-- START OF DATA SECTION --
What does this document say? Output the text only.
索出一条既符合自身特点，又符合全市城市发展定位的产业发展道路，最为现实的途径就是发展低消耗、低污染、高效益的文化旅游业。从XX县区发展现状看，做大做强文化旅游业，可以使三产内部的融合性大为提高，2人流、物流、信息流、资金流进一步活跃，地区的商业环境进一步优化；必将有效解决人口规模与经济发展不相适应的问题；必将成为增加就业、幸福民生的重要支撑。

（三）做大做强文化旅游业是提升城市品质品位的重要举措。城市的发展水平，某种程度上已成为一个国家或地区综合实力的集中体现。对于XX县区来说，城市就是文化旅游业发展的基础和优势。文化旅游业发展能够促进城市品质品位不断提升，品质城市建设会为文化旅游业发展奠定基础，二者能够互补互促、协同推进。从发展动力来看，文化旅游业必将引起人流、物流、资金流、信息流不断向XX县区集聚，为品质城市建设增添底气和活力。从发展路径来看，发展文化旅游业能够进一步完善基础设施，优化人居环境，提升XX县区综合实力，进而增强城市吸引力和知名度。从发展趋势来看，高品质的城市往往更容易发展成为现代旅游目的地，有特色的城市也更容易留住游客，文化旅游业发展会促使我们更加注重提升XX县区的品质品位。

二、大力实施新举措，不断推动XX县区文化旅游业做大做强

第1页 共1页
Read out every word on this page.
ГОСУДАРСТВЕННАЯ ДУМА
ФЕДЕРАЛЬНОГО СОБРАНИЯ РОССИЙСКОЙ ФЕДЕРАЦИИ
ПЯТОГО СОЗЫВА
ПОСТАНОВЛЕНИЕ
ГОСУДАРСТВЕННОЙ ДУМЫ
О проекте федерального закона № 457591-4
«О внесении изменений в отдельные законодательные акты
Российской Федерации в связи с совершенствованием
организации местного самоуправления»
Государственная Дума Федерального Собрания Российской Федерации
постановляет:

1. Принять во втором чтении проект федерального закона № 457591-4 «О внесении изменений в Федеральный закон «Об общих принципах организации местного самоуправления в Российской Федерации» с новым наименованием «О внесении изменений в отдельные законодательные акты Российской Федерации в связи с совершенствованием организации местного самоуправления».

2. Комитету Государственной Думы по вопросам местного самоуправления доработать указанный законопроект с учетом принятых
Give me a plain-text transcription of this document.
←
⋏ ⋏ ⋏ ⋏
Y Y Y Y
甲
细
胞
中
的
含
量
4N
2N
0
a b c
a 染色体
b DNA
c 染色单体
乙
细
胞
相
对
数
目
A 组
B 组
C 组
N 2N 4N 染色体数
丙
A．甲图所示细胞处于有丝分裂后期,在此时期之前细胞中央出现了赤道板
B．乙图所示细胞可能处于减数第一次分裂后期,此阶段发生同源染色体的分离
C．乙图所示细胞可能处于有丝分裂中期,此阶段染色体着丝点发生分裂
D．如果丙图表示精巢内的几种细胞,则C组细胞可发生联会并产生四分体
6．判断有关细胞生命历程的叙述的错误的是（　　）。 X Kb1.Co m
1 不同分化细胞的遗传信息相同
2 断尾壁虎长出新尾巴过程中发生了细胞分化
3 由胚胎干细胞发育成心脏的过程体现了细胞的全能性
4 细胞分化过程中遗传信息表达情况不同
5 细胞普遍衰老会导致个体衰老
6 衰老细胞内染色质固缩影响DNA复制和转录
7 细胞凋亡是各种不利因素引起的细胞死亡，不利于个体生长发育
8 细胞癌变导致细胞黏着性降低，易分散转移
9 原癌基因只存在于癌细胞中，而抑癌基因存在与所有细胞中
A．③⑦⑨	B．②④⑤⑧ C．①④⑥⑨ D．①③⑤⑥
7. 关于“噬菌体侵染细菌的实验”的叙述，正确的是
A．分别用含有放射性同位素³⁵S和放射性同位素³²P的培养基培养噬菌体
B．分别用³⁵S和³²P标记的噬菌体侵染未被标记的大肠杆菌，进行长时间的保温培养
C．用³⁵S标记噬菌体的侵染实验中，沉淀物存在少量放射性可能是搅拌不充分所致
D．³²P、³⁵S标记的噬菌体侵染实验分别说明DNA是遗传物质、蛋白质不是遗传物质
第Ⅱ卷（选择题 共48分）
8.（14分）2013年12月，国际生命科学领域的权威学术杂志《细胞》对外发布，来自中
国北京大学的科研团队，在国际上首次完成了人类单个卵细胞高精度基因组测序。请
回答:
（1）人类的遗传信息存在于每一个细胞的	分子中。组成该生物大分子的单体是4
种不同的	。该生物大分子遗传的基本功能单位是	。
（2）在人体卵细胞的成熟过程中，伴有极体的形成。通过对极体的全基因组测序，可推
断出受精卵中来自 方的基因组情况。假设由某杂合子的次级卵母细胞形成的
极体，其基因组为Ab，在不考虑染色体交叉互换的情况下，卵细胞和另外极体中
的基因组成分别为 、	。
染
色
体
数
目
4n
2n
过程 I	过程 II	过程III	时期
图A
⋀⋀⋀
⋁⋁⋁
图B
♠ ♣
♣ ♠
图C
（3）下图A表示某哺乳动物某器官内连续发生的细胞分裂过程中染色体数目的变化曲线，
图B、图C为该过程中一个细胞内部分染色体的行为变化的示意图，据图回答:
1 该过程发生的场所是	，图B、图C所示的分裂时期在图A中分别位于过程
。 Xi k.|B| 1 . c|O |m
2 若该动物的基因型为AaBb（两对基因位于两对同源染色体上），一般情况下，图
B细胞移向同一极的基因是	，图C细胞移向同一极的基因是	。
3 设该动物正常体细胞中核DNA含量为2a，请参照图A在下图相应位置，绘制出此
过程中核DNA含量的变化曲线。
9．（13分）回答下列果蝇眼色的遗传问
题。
-- END OF DATA SECTION --
[WRITTEN INSTRUCTION]
Set down every line of the listing above again, exactly as given.

[OUTPUT BELOW]
What does this document say? Output the text only.
索出一条既符合自身特点，又符合全市城市发展定位的产业发展道路，最为现实的途径就是发展低消耗、低污染、高效益的文化旅游业。从XX县区发展现状看，做大做强文化旅游业，可以使三产内部的融合性大为提高，2人流、物流、信息流、资金流进一步活跃，地区的商业环境进一步优化；必将有效解决人口规模与经济发展不相适应的问题；必将成为增加就业、幸福民生的重要支撑。

（三）做大做强文化旅游业是提升城市品质品位的重要举措。城市的发展水平，某种程度上已成为一个国家或地区综合实力的集中体现。对于XX县区来说，城市就是文化旅游业发展的基础和优势。文化旅游业发展能够促进城市品质品位不断提升，品质城市建设会为文化旅游业发展奠定基础，二者能够互补互促、协同推进。从发展动力来看，文化旅游业必将引起人流、物流、资金流、信息流不断向XX县区集聚，为品质城市建设增添底气和活力。从发展路径来看，发展文化旅游业能够进一步完善基础设施，优化人居环境，提升XX县区综合实力，进而增强城市吸引力和知名度。从发展趋势来看，高品质的城市往往更容易发展成为现代旅游目的地，有特色的城市也更容易留住游客，文化旅游业发展会促使我们更加注重提升XX县区的品质品位。

二、大力实施新举措，不断推动XX县区文化旅游业做大做强

第1页 共1页
Read out every word on this page.
ГОСУДАРСТВЕННАЯ ДУМА
ФЕДЕРАЛЬНОГО СОБРАНИЯ РОССИЙСКОЙ ФЕДЕРАЦИИ
ПЯТОГО СОЗЫВА
ПОСТАНОВЛЕНИЕ
ГОСУДАРСТВЕННОЙ ДУМЫ
О проекте федерального закона № 457591-4
«О внесении изменений в отдельные законодательные акты
Российской Федерации в связи с совершенствованием
организации местного самоуправления»
Государственная Дума Федерального Собрания Российской Федерации
постановляет:

1. Принять во втором чтении проект федерального закона № 457591-4 «О внесении изменений в Федеральный закон «Об общих принципах организации местного самоуправления в Российской Федерации» с новым наименованием «О внесении изменений в отдельные законодательные акты Российской Федерации в связи с совершенствованием организации местного самоуправления».

2. Комитету Государственной Думы по вопросам местного самоуправления доработать указанный законопроект с учетом принятых
Give me a plain-text transcription of this document.
←
⋏ ⋏ ⋏ ⋏
Y Y Y Y
甲
细
胞
中
的
含
量
4N
2N
0
a b c
a 染色体
b DNA
c 染色单体
乙
细
胞
相
对
数
目
A 组
B 组
C 组
N 2N 4N 染色体数
丙
A．甲图所示细胞处于有丝分裂后期,在此时期之前细胞中央出现了赤道板
B．乙图所示细胞可能处于减数第一次分裂后期,此阶段发生同源染色体的分离
C．乙图所示细胞可能处于有丝分裂中期,此阶段染色体着丝点发生分裂
D．如果丙图表示精巢内的几种细胞,则C组细胞可发生联会并产生四分体
6．判断有关细胞生命历程的叙述的错误的是（　　）。 X Kb1.Co m
1 不同分化细胞的遗传信息相同
2 断尾壁虎长出新尾巴过程中发生了细胞分化
3 由胚胎干细胞发育成心脏的过程体现了细胞的全能性
4 细胞分化过程中遗传信息表达情况不同
5 细胞普遍衰老会导致个体衰老
6 衰老细胞内染色质固缩影响DNA复制和转录
7 细胞凋亡是各种不利因素引起的细胞死亡，不利于个体生长发育
8 细胞癌变导致细胞黏着性降低，易分散转移
9 原癌基因只存在于癌细胞中，而抑癌基因存在与所有细胞中
A．③⑦⑨	B．②④⑤⑧ C．①④⑥⑨ D．①③⑤⑥
7. 关于“噬菌体侵染细菌的实验”的叙述，正确的是
A．分别用含有放射性同位素³⁵S和放射性同位素³²P的培养基培养噬菌体
B．分别用³⁵S和³²P标记的噬菌体侵染未被标记的大肠杆菌，进行长时间的保温培养
C．用³⁵S标记噬菌体的侵染实验中，沉淀物存在少量放射性可能是搅拌不充分所致
D．³²P、³⁵S标记的噬菌体侵染实验分别说明DNA是遗传物质、蛋白质不是遗传物质
第Ⅱ卷（选择题 共48分）
8.（14分）2013年12月，国际生命科学领域的权威学术杂志《细胞》对外发布，来自中
国北京大学的科研团队，在国际上首次完成了人类单个卵细胞高精度基因组测序。请
回答:
（1）人类的遗传信息存在于每一个细胞的	分子中。组成该生物大分子的单体是4
种不同的	。该生物大分子遗传的基本功能单位是	。
（2）在人体卵细胞的成熟过程中，伴有极体的形成。通过对极体的全基因组测序，可推
断出受精卵中来自 方的基因组情况。假设由某杂合子的次级卵母细胞形成的
极体，其基因组为Ab，在不考虑染色体交叉互换的情况下，卵细胞和另外极体中
的基因组成分别为 、	。
染
色
体
数
目
4n
2n
过程 I	过程 II	过程III	时期
图A
⋀⋀⋀
⋁⋁⋁
图B
♠ ♣
♣ ♠
图C
（3）下图A表示某哺乳动物某器官内连续发生的细胞分裂过程中染色体数目的变化曲线，
图B、图C为该过程中一个细胞内部分染色体的行为变化的示意图，据图回答:
1 该过程发生的场所是	，图B、图C所示的分裂时期在图A中分别位于过程
。 Xi k.|B| 1 . c|O |m
2 若该动物的基因型为AaBb（两对基因位于两对同源染色体上），一般情况下，图
B细胞移向同一极的基因是	，图C细胞移向同一极的基因是	。
3 设该动物正常体细胞中核DNA含量为2a，请参照图A在下图相应位置，绘制出此
过程中核DNA含量的变化曲线。
9．（13分）回答下列果蝇眼色的遗传问
题。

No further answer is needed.